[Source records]
====

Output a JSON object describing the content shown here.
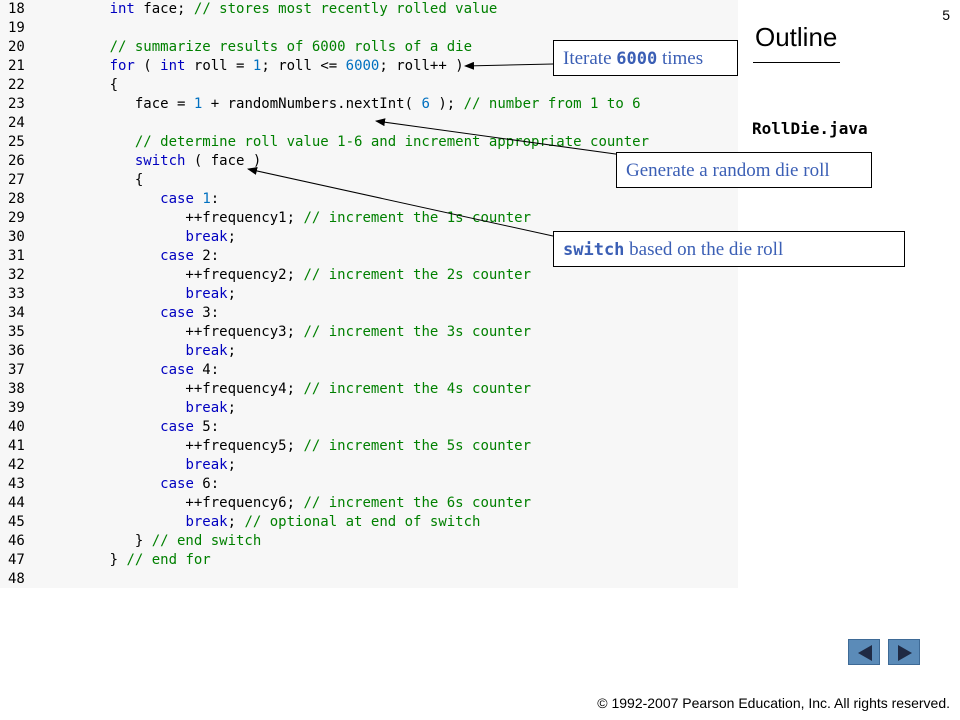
{
  "slide": {
    "page_number": "5",
    "outline_title": "Outline",
    "file_name": "RollDie.java",
    "copyright": "© 1992-2007 Pearson Education, Inc.  All rights reserved."
  },
  "code_lines": [
    {
      "n": "18",
      "segs": [
        {
          "t": "      "
        },
        {
          "t": "int",
          "c": "kw"
        },
        {
          "t": " face; "
        },
        {
          "t": "// stores most recently rolled value",
          "c": "cm"
        }
      ]
    },
    {
      "n": "19",
      "segs": []
    },
    {
      "n": "20",
      "segs": [
        {
          "t": "      "
        },
        {
          "t": "// summarize results of 6000 rolls of a die",
          "c": "cm"
        }
      ]
    },
    {
      "n": "21",
      "segs": [
        {
          "t": "      "
        },
        {
          "t": "for",
          "c": "kw"
        },
        {
          "t": " ( "
        },
        {
          "t": "int",
          "c": "kw"
        },
        {
          "t": " roll = "
        },
        {
          "t": "1",
          "c": "num"
        },
        {
          "t": "; roll <= "
        },
        {
          "t": "6000",
          "c": "num"
        },
        {
          "t": "; roll++ )"
        }
      ]
    },
    {
      "n": "22",
      "segs": [
        {
          "t": "      {"
        }
      ]
    },
    {
      "n": "23",
      "segs": [
        {
          "t": "         face = "
        },
        {
          "t": "1",
          "c": "num"
        },
        {
          "t": " + randomNumbers.nextInt( "
        },
        {
          "t": "6",
          "c": "num"
        },
        {
          "t": " ); "
        },
        {
          "t": "// number from 1 to 6",
          "c": "cm"
        }
      ]
    },
    {
      "n": "24",
      "segs": []
    },
    {
      "n": "25",
      "segs": [
        {
          "t": "         "
        },
        {
          "t": "// determine roll value 1-6 and increment appropriate counter",
          "c": "cm"
        }
      ]
    },
    {
      "n": "26",
      "segs": [
        {
          "t": "         "
        },
        {
          "t": "switch",
          "c": "kw"
        },
        {
          "t": " ( face )"
        }
      ]
    },
    {
      "n": "27",
      "segs": [
        {
          "t": "         {"
        }
      ]
    },
    {
      "n": "28",
      "segs": [
        {
          "t": "            "
        },
        {
          "t": "case",
          "c": "kw"
        },
        {
          "t": " "
        },
        {
          "t": "1",
          "c": "num"
        },
        {
          "t": ":"
        }
      ]
    },
    {
      "n": "29",
      "segs": [
        {
          "t": "               ++frequency1; "
        },
        {
          "t": "// increment the 1s counter",
          "c": "cm"
        }
      ]
    },
    {
      "n": "30",
      "segs": [
        {
          "t": "               "
        },
        {
          "t": "break",
          "c": "kw"
        },
        {
          "t": ";"
        }
      ]
    },
    {
      "n": "31",
      "segs": [
        {
          "t": "            "
        },
        {
          "t": "case",
          "c": "kw"
        },
        {
          "t": " 2:"
        }
      ]
    },
    {
      "n": "32",
      "segs": [
        {
          "t": "               ++frequency2; "
        },
        {
          "t": "// increment the 2s counter",
          "c": "cm"
        }
      ]
    },
    {
      "n": "33",
      "segs": [
        {
          "t": "               "
        },
        {
          "t": "break",
          "c": "kw"
        },
        {
          "t": ";"
        }
      ]
    },
    {
      "n": "34",
      "segs": [
        {
          "t": "            "
        },
        {
          "t": "case",
          "c": "kw"
        },
        {
          "t": " 3:"
        }
      ]
    },
    {
      "n": "35",
      "segs": [
        {
          "t": "               ++frequency3; "
        },
        {
          "t": "// increment the 3s counter",
          "c": "cm"
        }
      ]
    },
    {
      "n": "36",
      "segs": [
        {
          "t": "               "
        },
        {
          "t": "break",
          "c": "kw"
        },
        {
          "t": ";"
        }
      ]
    },
    {
      "n": "37",
      "segs": [
        {
          "t": "            "
        },
        {
          "t": "case",
          "c": "kw"
        },
        {
          "t": " 4:"
        }
      ]
    },
    {
      "n": "38",
      "segs": [
        {
          "t": "               ++frequency4; "
        },
        {
          "t": "// increment the 4s counter",
          "c": "cm"
        }
      ]
    },
    {
      "n": "39",
      "segs": [
        {
          "t": "               "
        },
        {
          "t": "break",
          "c": "kw"
        },
        {
          "t": ";"
        }
      ]
    },
    {
      "n": "40",
      "segs": [
        {
          "t": "            "
        },
        {
          "t": "case",
          "c": "kw"
        },
        {
          "t": " 5:"
        }
      ]
    },
    {
      "n": "41",
      "segs": [
        {
          "t": "               ++frequency5; "
        },
        {
          "t": "// increment the 5s counter",
          "c": "cm"
        }
      ]
    },
    {
      "n": "42",
      "segs": [
        {
          "t": "               "
        },
        {
          "t": "break",
          "c": "kw"
        },
        {
          "t": ";"
        }
      ]
    },
    {
      "n": "43",
      "segs": [
        {
          "t": "            "
        },
        {
          "t": "case",
          "c": "kw"
        },
        {
          "t": " 6:"
        }
      ]
    },
    {
      "n": "44",
      "segs": [
        {
          "t": "               ++frequency6; "
        },
        {
          "t": "// increment the 6s counter",
          "c": "cm"
        }
      ]
    },
    {
      "n": "45",
      "segs": [
        {
          "t": "               "
        },
        {
          "t": "break",
          "c": "kw"
        },
        {
          "t": "; "
        },
        {
          "t": "// optional at end of switch",
          "c": "cm"
        }
      ]
    },
    {
      "n": "46",
      "segs": [
        {
          "t": "         } "
        },
        {
          "t": "// end switch",
          "c": "cm"
        }
      ]
    },
    {
      "n": "47",
      "segs": [
        {
          "t": "      } "
        },
        {
          "t": "// end for",
          "c": "cm"
        }
      ]
    },
    {
      "n": "48",
      "segs": []
    }
  ],
  "callouts": {
    "iterate": {
      "pre": "Iterate ",
      "mono": "6000",
      "post": " times"
    },
    "random": {
      "text": "Generate a random die roll"
    },
    "switch": {
      "mono": "switch",
      "post": " based on the die roll"
    }
  },
  "colors": {
    "keyword": "#0000c0",
    "number": "#0070c0",
    "comment": "#008000",
    "callout_text": "#3b5fb5",
    "nav_button": "#5b8bb8"
  },
  "nav": {
    "prev_icon": "triangle-left-icon",
    "next_icon": "triangle-right-icon"
  }
}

====

WHAT IS ASKED: Search the entries for the word "switch" and gather every line where it appears.

RESPONSE:
          "t": "switch",
          "t": "// optional at end of switch",
          "t": "// end switch",
    "switch": {
      "mono": "switch",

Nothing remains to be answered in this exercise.